## Bloc de texte
Du plus loin que je me souvienne, j'ai toujours su que je n'aurais pas d'enfants. Quand mes copines d'école jouaient à la poupée et se projetaient en « petites mamans », je préférais construire des cabanes dehors ou jouer aux petites voitures.

Plus tard, au collège et au lycée, mes amies de l'époque aimaient se raconter un avenir tout tracé, avec mari et enfants. Elles ont d'ailleurs toutes réalisé ce grand projet de vie, avec plus ou moins de bonheur et parfois, de déconvenues. Quand je disais que je ne voulais pas d'enfants et que je me voyais libre et indépendante, elles me répondaient invariablement que je changerais d'avis et que je serais certainement la première à devenir mère…

C'est à ce moment que j'ai compris que pour la plupart de mes semblables, il était inconcevable qu'une jeune fille ou une femme « normalement constituée » ne puisse vouloir d'enfants. Or, dans ma normalité à moi, il n'a jamais pu en être autrement.

Je ne saurais dire exactement à quoi cela tient, mais je sais en revanche que je n'ai jamais éprouvé le moindre désir d'enfanter. Ce n'est pas que je ne les aime pas, loin de là! Les enfants, souvent, me touchent, m'émeuvent ou me font rire. J'aime leur innocence, leur insouciance, leur spontanéité, mais je ne me suis jamais vue pour autant « en avoir à moi ».

Ne pas avoir d'enfants n'est pas un choix à proprement parler, c'est quelque chose qui s'est imposé à moi. Et ce « non-désir » ancré en moi est une évidence avec laquelle j'ai toujours vécu.

Cette évidence m'a poussée à me questionner, sur les autres et sur moi, particulièrement quand je voyais mes amies tomber enceintes. Elle m'a parfois fait me sentir anormale ou en marge. Je me suis alors demandé si je n'avais pas un truc qui ne tournait pas rond chez moi. Je n'arrivais pas à m'expliquer cette « non-envie » quand il semblait si normal et naturel d’enfanter pour toutes les femmes de mon entourage ; la parentalité représentant une sorte « d'aboutissement » et le gage d'une vie réussie.

J'ai essayé de m'imaginer le ventre rond, accoucher, vivre les nuits agitées, les biberons, les premiers pas, les premiers mots, l'entrée à l'école, les notes, les activités, apprendre, élever, éduquer, câliner, consoler, gronder, soigner, écouter... J'ai entrevu ces moments de vie, de joie, d'angoisse, de fatigue... Et aussi « grande » que me paraissait cette expérience, je n'ai, pour autant, jamais éprouvé l'envie de la vivre moi-même.

Je crois surtout que je n'ai jamais eu envie d'imposer une vie à un être qui n'avait rien demandé.
Car donner la vie est une incroyable responsabilité que je ne me sens pas capable de prendre.

## Objectif
Traduisez en anglais cette phrase du texte sur le non-désir d'enfant : « Je crois surtout que je n'ai jamais eu envie d'imposer une vie à un être qui n'avait rien demandé. » Les lignes qui suivent ne sont pas nécessaires.

Entrées de disposition spatiale
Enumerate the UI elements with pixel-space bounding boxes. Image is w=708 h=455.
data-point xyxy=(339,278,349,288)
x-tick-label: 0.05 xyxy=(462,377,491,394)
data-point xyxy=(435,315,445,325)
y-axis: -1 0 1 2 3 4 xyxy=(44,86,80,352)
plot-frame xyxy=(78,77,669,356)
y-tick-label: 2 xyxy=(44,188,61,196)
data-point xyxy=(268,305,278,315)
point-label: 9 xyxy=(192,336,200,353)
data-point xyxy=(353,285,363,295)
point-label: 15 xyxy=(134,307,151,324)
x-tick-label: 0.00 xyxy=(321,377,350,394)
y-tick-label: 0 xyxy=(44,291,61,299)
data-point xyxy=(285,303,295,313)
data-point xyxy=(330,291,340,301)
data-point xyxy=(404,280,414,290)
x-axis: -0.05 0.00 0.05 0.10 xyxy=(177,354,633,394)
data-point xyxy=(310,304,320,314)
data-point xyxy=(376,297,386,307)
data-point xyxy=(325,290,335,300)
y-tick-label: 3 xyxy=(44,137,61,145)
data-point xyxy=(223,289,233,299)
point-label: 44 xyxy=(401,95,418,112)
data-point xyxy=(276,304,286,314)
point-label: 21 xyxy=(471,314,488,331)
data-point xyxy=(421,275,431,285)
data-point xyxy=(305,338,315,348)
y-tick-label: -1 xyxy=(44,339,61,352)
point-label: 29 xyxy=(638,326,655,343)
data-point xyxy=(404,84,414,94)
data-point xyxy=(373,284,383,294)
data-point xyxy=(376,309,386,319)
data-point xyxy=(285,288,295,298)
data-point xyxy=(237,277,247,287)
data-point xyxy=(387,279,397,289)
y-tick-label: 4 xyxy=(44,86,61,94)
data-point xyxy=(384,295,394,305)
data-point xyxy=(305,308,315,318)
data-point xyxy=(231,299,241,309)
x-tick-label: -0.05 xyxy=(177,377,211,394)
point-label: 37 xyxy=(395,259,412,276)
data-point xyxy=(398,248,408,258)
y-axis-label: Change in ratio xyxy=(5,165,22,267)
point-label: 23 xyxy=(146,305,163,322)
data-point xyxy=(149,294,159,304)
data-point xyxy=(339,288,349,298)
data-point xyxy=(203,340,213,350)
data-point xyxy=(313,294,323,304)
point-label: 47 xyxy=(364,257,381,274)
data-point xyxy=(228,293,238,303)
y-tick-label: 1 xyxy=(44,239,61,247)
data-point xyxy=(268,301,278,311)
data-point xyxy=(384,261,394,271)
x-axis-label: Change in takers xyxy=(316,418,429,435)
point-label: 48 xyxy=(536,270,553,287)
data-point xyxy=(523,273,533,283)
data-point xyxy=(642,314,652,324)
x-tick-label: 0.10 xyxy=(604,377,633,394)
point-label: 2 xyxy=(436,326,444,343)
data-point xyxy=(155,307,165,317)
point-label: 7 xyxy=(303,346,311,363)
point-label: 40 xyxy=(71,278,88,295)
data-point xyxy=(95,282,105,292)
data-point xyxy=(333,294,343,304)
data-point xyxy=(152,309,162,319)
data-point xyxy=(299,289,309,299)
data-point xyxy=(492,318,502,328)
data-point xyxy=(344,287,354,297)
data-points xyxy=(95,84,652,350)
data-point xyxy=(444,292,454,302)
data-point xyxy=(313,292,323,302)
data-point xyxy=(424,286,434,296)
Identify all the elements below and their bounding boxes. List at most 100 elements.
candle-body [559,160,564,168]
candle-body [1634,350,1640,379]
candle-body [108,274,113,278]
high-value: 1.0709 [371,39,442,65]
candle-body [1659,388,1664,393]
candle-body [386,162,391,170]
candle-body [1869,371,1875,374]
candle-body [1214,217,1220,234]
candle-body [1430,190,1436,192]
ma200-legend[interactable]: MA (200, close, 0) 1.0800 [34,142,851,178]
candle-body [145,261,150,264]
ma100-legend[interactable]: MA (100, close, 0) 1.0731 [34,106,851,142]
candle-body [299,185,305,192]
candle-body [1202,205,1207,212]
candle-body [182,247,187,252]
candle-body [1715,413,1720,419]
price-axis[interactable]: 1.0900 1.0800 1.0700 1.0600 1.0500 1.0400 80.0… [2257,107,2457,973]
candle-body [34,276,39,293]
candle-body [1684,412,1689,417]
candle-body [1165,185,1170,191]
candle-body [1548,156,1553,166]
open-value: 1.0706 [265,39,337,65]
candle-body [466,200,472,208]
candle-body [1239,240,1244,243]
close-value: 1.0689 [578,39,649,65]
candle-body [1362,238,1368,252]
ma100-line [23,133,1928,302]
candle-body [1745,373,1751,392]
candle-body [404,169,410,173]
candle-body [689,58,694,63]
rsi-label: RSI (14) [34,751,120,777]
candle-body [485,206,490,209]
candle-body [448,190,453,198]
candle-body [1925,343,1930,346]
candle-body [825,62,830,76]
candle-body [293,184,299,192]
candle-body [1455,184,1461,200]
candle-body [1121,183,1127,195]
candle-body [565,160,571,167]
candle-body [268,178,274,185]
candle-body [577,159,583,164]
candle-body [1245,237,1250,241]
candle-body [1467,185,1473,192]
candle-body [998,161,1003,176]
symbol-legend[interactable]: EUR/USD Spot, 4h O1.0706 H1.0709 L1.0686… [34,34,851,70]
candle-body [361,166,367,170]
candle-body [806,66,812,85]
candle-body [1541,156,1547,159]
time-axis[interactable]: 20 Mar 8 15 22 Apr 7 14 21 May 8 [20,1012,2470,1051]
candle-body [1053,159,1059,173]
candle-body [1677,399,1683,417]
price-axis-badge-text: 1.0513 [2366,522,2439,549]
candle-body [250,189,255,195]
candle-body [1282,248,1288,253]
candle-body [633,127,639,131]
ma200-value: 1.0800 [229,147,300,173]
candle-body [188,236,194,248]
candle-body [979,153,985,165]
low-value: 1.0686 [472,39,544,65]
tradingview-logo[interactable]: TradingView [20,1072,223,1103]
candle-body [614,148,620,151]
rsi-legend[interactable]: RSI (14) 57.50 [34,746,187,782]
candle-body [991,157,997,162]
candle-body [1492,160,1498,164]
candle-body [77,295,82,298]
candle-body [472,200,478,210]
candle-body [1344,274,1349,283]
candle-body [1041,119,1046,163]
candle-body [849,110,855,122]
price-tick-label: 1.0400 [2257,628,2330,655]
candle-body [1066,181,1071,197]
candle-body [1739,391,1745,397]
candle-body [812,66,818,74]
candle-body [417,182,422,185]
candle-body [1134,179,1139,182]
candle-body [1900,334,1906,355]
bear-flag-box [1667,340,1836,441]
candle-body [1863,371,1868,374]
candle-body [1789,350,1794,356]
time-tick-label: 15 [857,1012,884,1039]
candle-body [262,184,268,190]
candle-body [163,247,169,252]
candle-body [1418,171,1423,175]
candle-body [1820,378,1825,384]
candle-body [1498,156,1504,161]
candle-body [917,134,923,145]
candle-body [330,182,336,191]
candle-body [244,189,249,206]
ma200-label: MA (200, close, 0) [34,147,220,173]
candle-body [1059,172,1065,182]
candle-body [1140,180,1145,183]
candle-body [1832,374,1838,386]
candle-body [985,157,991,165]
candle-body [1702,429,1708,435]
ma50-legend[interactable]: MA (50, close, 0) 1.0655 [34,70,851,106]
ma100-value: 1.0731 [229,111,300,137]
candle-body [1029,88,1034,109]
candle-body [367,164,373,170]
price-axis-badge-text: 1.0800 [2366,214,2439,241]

## Réponse proposée
Above all, I believe I never wanted to impose a life on a being who had not asked for anything.